From the entries that follow, list every line in which the string "cells" appears.
[[ The data, beginning ]]
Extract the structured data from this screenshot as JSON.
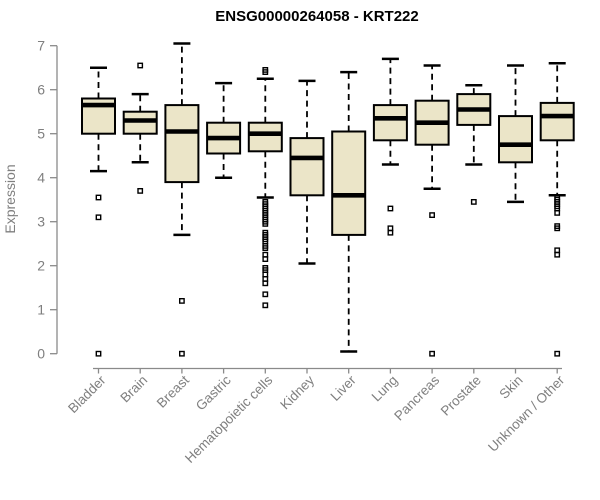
{
  "chart_data": {
    "type": "boxplot",
    "title": "ENSG00000264058 - KRT222",
    "xlabel": "",
    "ylabel": "Expression",
    "ylim": [
      0,
      7
    ],
    "yticks": [
      0,
      1,
      2,
      3,
      4,
      5,
      6,
      7
    ],
    "grid": false,
    "legend": false,
    "colors": {
      "box_fill": "#ebe5c8",
      "box_stroke": "#000000",
      "median": "#000000",
      "axis_gray": "#8a8a8a",
      "text_gray": "#7f7f7f",
      "title": "#000000",
      "background": "#ffffff"
    },
    "categories": [
      "Bladder",
      "Brain",
      "Breast",
      "Gastric",
      "Hematopoietic cells",
      "Kidney",
      "Liver",
      "Lung",
      "Pancreas",
      "Prostate",
      "Skin",
      "Unknown / Other"
    ],
    "series": [
      {
        "category": "Bladder",
        "whisker_low": 4.15,
        "q1": 5.0,
        "median": 5.65,
        "q3": 5.8,
        "whisker_high": 6.5,
        "outliers": [
          3.55,
          3.1,
          0
        ]
      },
      {
        "category": "Brain",
        "whisker_low": 4.35,
        "q1": 5.0,
        "median": 5.3,
        "q3": 5.5,
        "whisker_high": 5.9,
        "outliers": [
          6.55,
          3.7
        ]
      },
      {
        "category": "Breast",
        "whisker_low": 2.7,
        "q1": 3.9,
        "median": 5.05,
        "q3": 5.65,
        "whisker_high": 7.05,
        "outliers": [
          1.2,
          0
        ]
      },
      {
        "category": "Gastric",
        "whisker_low": 4.0,
        "q1": 4.55,
        "median": 4.9,
        "q3": 5.25,
        "whisker_high": 6.15,
        "outliers": []
      },
      {
        "category": "Hematopoietic cells",
        "whisker_low": 3.55,
        "q1": 4.6,
        "median": 5.0,
        "q3": 5.25,
        "whisker_high": 6.25,
        "outliers": [
          6.45,
          6.4,
          3.45,
          3.4,
          3.35,
          3.3,
          3.25,
          3.2,
          3.15,
          3.1,
          3.05,
          3.0,
          2.95,
          2.75,
          2.7,
          2.65,
          2.6,
          2.55,
          2.45,
          2.4,
          2.25,
          2.15,
          1.95,
          1.9,
          1.8,
          1.7,
          1.6,
          1.35,
          1.1
        ]
      },
      {
        "category": "Kidney",
        "whisker_low": 2.05,
        "q1": 3.6,
        "median": 4.45,
        "q3": 4.9,
        "whisker_high": 6.2,
        "outliers": []
      },
      {
        "category": "Liver",
        "whisker_low": 0.05,
        "q1": 2.7,
        "median": 3.6,
        "q3": 5.05,
        "whisker_high": 6.4,
        "outliers": []
      },
      {
        "category": "Lung",
        "whisker_low": 4.3,
        "q1": 4.85,
        "median": 5.35,
        "q3": 5.65,
        "whisker_high": 6.7,
        "outliers": [
          3.3,
          2.85,
          2.75
        ]
      },
      {
        "category": "Pancreas",
        "whisker_low": 3.75,
        "q1": 4.75,
        "median": 5.25,
        "q3": 5.75,
        "whisker_high": 6.55,
        "outliers": [
          3.15,
          0
        ]
      },
      {
        "category": "Prostate",
        "whisker_low": 4.3,
        "q1": 5.2,
        "median": 5.55,
        "q3": 5.9,
        "whisker_high": 6.1,
        "outliers": [
          3.45
        ]
      },
      {
        "category": "Skin",
        "whisker_low": 3.45,
        "q1": 4.35,
        "median": 4.75,
        "q3": 5.4,
        "whisker_high": 6.55,
        "outliers": []
      },
      {
        "category": "Unknown / Other",
        "whisker_low": 3.6,
        "q1": 4.85,
        "median": 5.4,
        "q3": 5.7,
        "whisker_high": 6.6,
        "outliers": [
          3.55,
          3.5,
          3.45,
          3.4,
          3.35,
          3.3,
          3.2,
          2.9,
          2.85,
          2.35,
          2.25,
          0
        ]
      }
    ]
  }
}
[[ The data, end ]]
Result of the exercise:
      "Hematopoietic cells",
        "category": "Hematopoietic cells",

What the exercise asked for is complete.